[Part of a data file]
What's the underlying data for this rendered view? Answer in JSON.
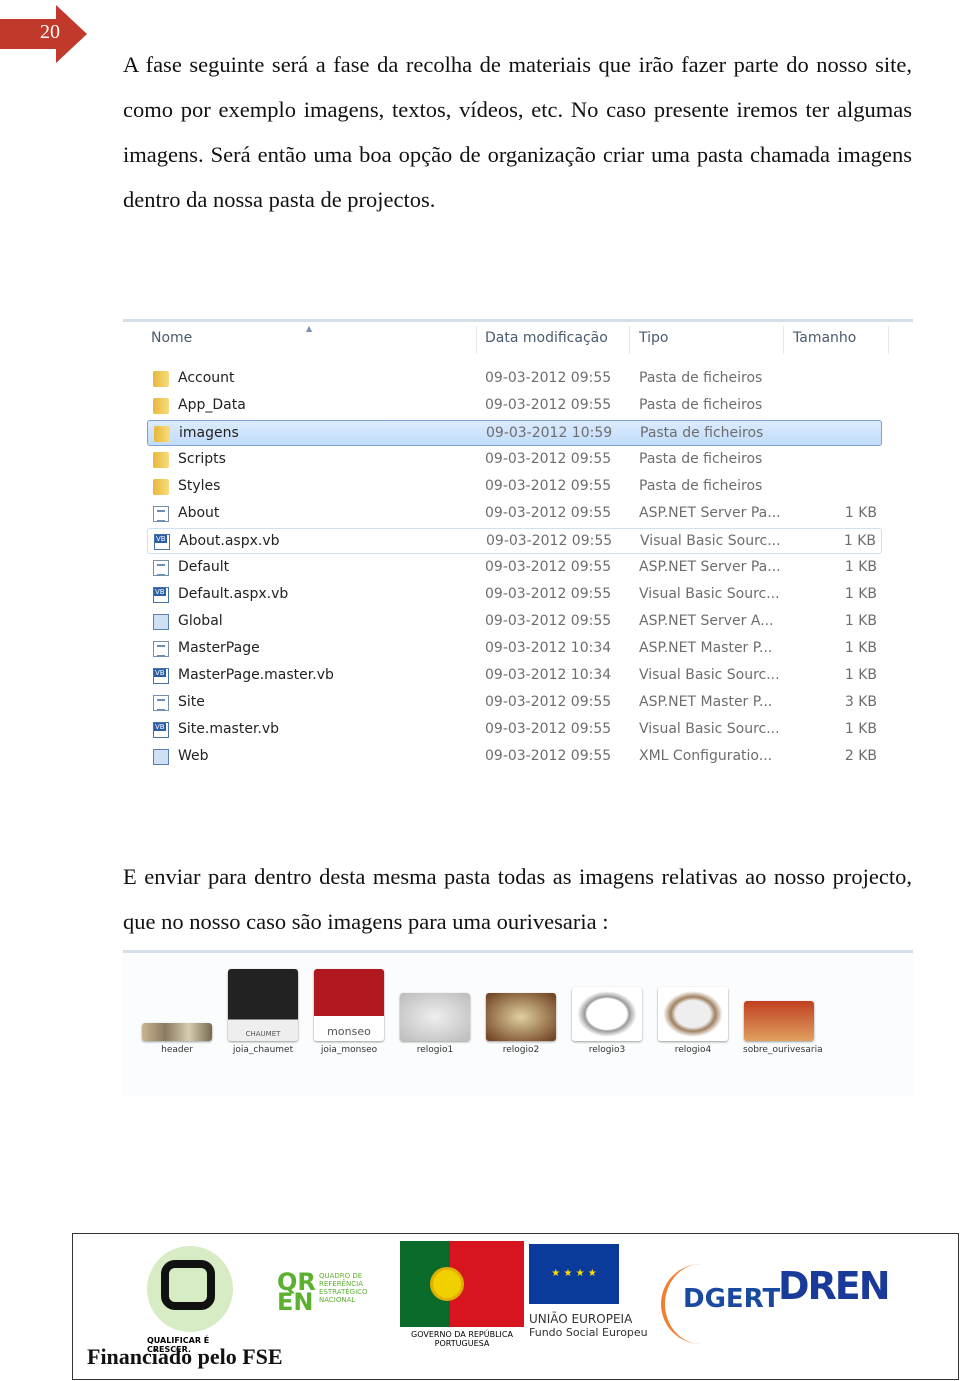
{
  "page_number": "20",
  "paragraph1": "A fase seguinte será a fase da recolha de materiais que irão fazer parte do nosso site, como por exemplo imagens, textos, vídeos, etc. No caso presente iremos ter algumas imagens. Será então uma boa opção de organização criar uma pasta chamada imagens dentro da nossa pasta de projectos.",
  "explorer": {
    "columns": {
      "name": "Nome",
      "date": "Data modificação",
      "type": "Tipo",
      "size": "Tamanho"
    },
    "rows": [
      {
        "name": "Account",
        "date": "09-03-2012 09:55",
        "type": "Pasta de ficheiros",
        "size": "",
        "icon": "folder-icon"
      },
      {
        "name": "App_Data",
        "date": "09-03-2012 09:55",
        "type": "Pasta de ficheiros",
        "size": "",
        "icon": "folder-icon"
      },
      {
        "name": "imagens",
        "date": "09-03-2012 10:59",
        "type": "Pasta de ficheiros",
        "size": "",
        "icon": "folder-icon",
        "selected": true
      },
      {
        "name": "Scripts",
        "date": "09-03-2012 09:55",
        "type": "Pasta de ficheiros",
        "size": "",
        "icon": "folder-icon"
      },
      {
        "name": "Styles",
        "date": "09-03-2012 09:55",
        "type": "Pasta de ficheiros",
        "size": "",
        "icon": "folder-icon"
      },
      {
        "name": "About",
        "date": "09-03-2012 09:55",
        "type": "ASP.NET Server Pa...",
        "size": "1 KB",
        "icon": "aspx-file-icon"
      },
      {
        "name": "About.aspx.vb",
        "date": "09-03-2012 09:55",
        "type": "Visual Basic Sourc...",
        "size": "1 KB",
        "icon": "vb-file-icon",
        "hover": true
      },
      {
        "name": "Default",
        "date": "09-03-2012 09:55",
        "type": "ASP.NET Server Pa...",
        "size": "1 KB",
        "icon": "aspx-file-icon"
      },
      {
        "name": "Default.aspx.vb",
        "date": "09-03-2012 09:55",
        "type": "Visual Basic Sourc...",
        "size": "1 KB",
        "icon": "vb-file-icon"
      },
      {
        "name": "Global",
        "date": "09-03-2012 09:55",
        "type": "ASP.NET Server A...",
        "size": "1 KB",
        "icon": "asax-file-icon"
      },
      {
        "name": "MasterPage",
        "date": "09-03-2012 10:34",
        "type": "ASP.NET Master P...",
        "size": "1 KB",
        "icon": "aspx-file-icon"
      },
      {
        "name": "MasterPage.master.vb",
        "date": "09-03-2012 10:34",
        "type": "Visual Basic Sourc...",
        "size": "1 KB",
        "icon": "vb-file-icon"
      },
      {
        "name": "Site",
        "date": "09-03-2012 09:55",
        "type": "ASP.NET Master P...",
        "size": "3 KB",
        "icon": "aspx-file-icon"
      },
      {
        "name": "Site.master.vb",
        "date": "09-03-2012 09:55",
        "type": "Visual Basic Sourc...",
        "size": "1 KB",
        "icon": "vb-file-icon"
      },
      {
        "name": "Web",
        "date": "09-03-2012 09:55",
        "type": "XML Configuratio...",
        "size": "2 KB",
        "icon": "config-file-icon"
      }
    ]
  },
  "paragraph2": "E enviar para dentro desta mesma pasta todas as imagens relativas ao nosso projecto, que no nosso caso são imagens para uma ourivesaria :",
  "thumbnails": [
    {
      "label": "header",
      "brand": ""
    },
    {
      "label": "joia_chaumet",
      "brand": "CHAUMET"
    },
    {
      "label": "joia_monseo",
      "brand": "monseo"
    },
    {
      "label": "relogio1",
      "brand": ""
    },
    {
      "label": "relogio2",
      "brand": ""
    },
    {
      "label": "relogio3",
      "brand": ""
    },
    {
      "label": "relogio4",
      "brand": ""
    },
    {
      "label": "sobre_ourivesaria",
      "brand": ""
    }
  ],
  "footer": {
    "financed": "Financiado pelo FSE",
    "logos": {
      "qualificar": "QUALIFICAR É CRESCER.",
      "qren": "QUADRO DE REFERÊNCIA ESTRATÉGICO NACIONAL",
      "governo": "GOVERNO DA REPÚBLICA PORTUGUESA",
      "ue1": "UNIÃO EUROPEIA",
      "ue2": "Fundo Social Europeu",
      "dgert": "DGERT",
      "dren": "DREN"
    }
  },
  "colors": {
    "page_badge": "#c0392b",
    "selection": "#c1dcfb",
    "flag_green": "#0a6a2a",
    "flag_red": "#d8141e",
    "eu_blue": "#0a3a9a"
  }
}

* * *

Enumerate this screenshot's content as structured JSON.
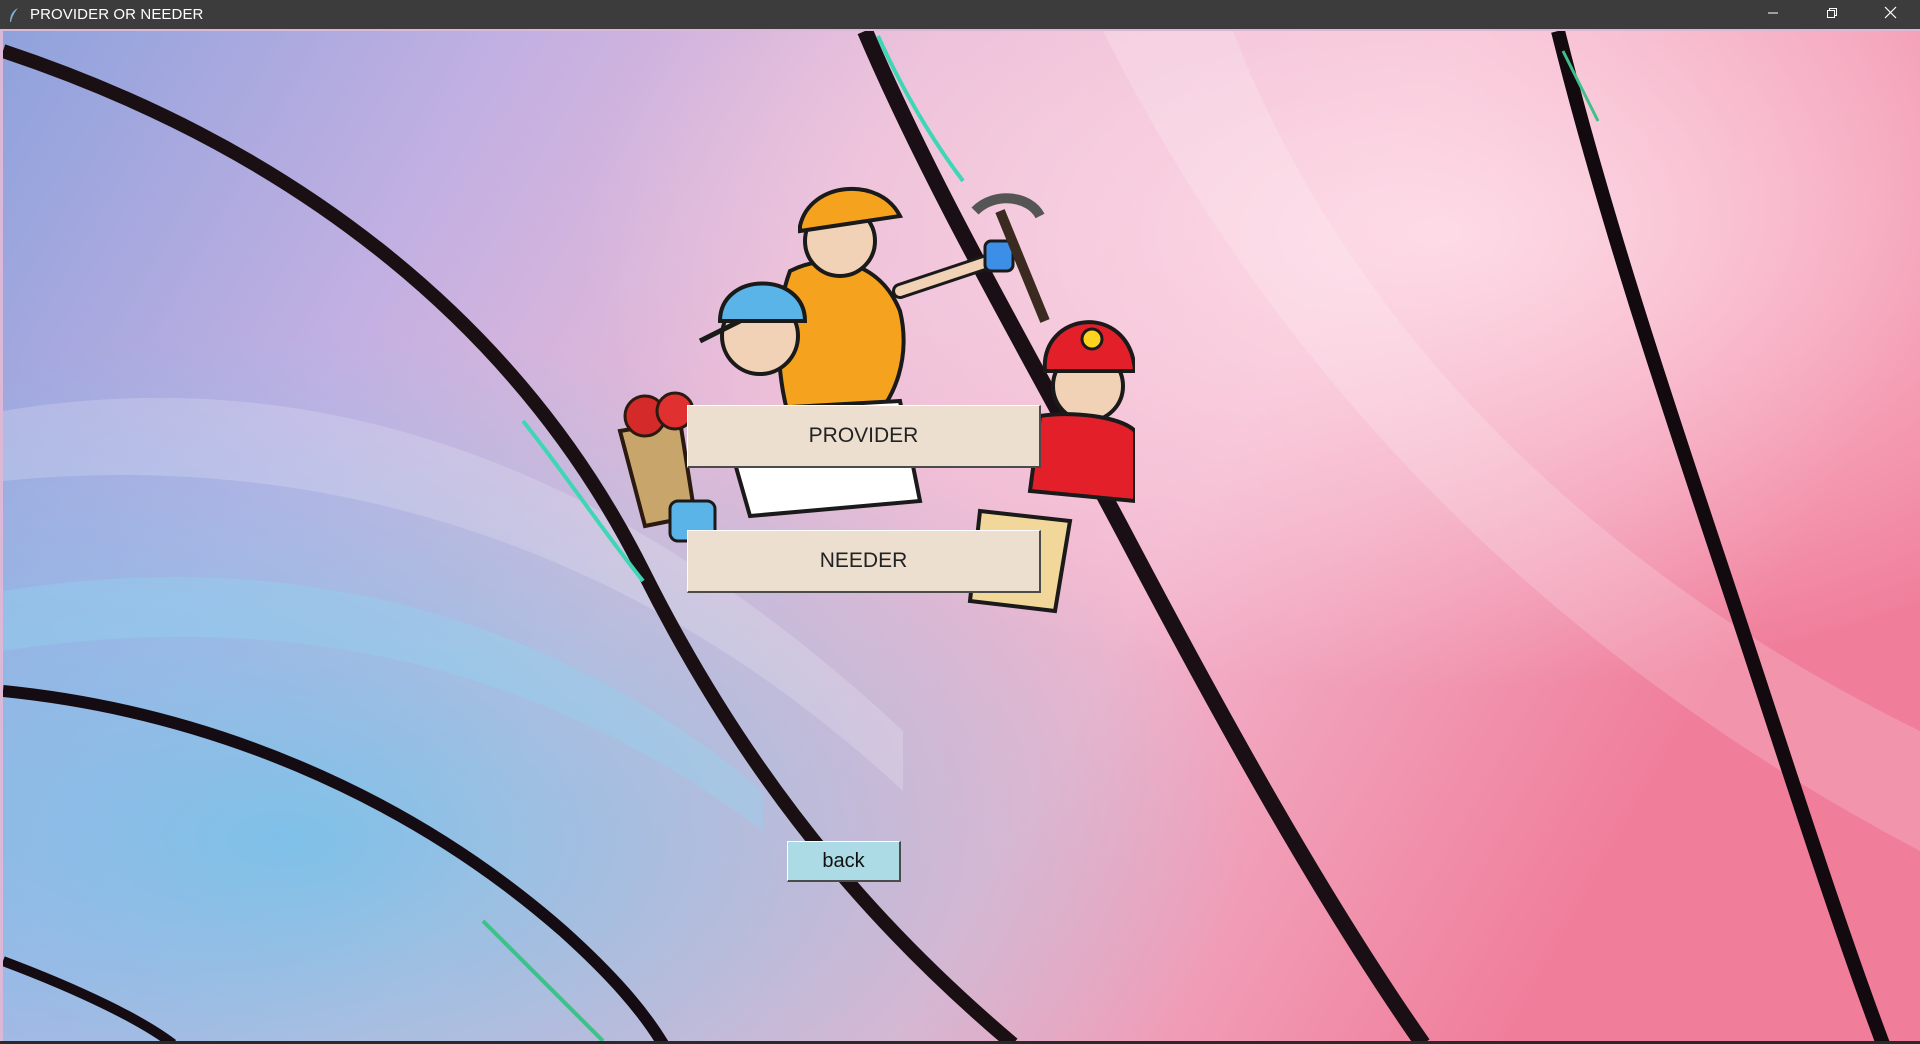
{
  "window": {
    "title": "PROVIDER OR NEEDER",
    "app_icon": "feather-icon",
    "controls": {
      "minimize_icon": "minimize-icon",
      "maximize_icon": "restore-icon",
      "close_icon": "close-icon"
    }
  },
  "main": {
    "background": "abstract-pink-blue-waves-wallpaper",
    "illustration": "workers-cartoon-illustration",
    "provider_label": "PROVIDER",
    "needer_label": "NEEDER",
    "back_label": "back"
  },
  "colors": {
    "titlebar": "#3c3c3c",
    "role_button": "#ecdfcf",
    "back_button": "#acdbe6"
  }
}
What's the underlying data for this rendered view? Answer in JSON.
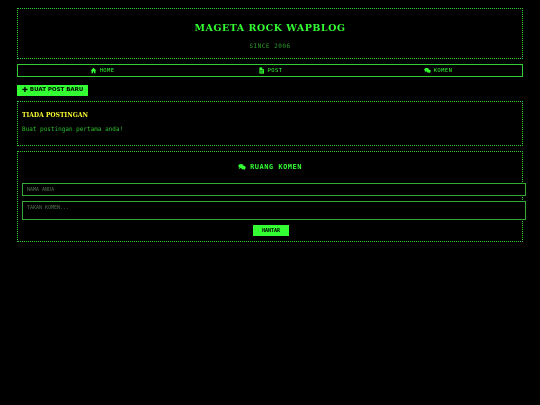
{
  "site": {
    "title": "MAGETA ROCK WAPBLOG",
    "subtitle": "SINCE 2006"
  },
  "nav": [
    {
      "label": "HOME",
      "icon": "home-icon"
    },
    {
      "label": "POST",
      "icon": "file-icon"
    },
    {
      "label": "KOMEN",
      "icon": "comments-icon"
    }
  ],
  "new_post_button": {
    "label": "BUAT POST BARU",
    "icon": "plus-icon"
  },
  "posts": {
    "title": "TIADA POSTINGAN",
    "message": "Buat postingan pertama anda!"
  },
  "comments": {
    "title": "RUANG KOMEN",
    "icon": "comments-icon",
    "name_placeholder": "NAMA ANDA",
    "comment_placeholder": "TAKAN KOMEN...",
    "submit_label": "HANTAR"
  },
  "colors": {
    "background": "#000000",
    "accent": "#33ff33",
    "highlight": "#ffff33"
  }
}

* * *

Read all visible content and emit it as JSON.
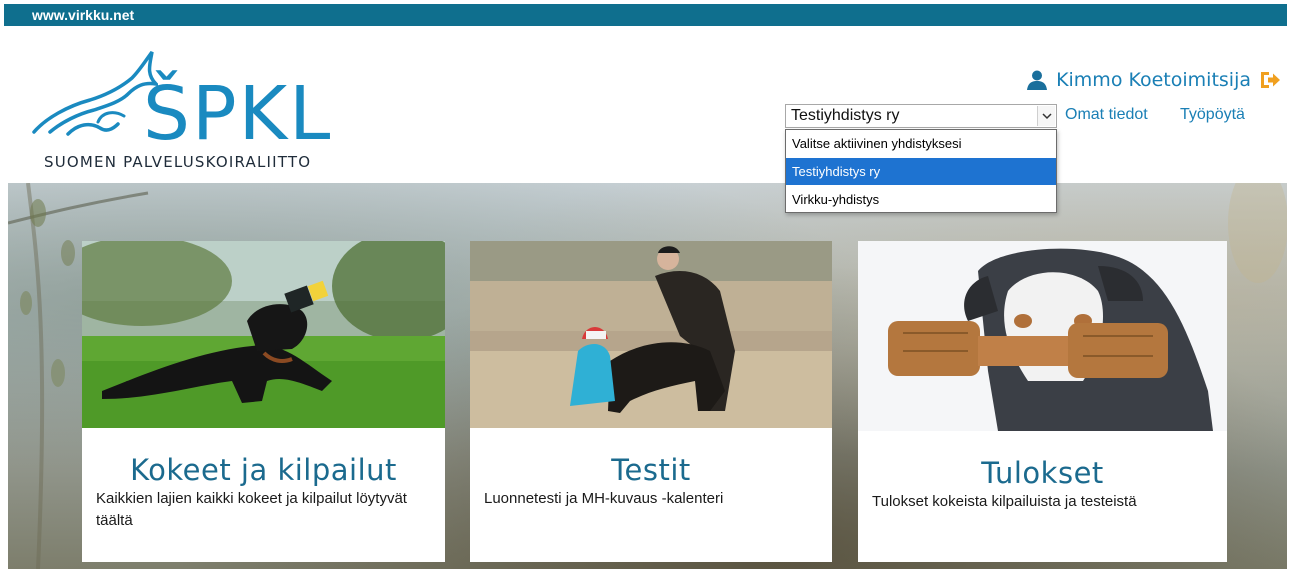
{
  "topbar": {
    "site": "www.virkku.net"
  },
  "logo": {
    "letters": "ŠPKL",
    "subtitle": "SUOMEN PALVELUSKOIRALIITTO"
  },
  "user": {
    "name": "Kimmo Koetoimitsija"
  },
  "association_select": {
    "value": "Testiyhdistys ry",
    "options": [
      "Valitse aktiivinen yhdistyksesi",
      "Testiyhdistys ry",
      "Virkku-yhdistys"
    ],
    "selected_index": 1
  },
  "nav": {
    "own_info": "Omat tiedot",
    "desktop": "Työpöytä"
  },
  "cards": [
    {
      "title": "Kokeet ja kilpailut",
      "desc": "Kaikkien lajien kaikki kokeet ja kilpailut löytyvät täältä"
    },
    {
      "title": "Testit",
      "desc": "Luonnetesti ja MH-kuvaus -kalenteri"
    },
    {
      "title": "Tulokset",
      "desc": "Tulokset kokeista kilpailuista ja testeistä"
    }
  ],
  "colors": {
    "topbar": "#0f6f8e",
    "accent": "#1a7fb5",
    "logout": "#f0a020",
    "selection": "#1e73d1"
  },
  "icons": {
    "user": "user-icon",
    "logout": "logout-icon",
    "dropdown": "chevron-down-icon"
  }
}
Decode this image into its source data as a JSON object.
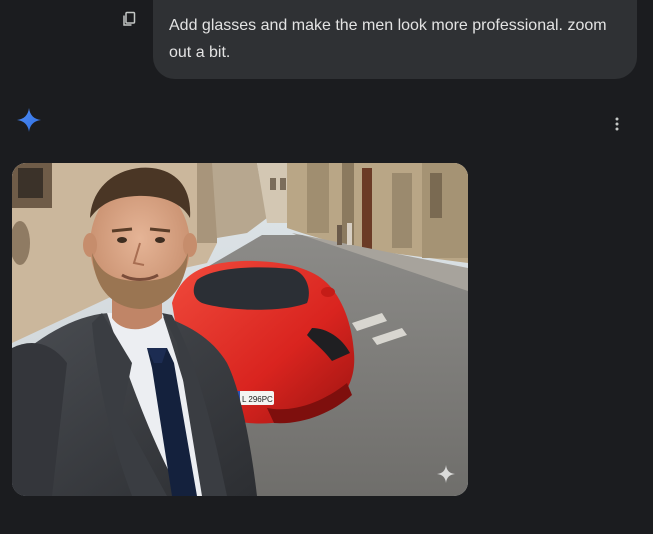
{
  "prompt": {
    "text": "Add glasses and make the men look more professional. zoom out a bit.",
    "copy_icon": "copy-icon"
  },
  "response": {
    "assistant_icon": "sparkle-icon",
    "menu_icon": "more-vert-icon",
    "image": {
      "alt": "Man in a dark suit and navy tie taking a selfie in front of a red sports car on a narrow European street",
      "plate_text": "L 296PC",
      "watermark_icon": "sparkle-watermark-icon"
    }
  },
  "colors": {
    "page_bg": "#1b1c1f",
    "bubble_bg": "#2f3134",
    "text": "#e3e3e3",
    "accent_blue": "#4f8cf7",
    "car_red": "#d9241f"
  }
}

■ **Written exercise**
Report how many lines of the data hold the string "selection"; give only the number.

■ **Complete output**
2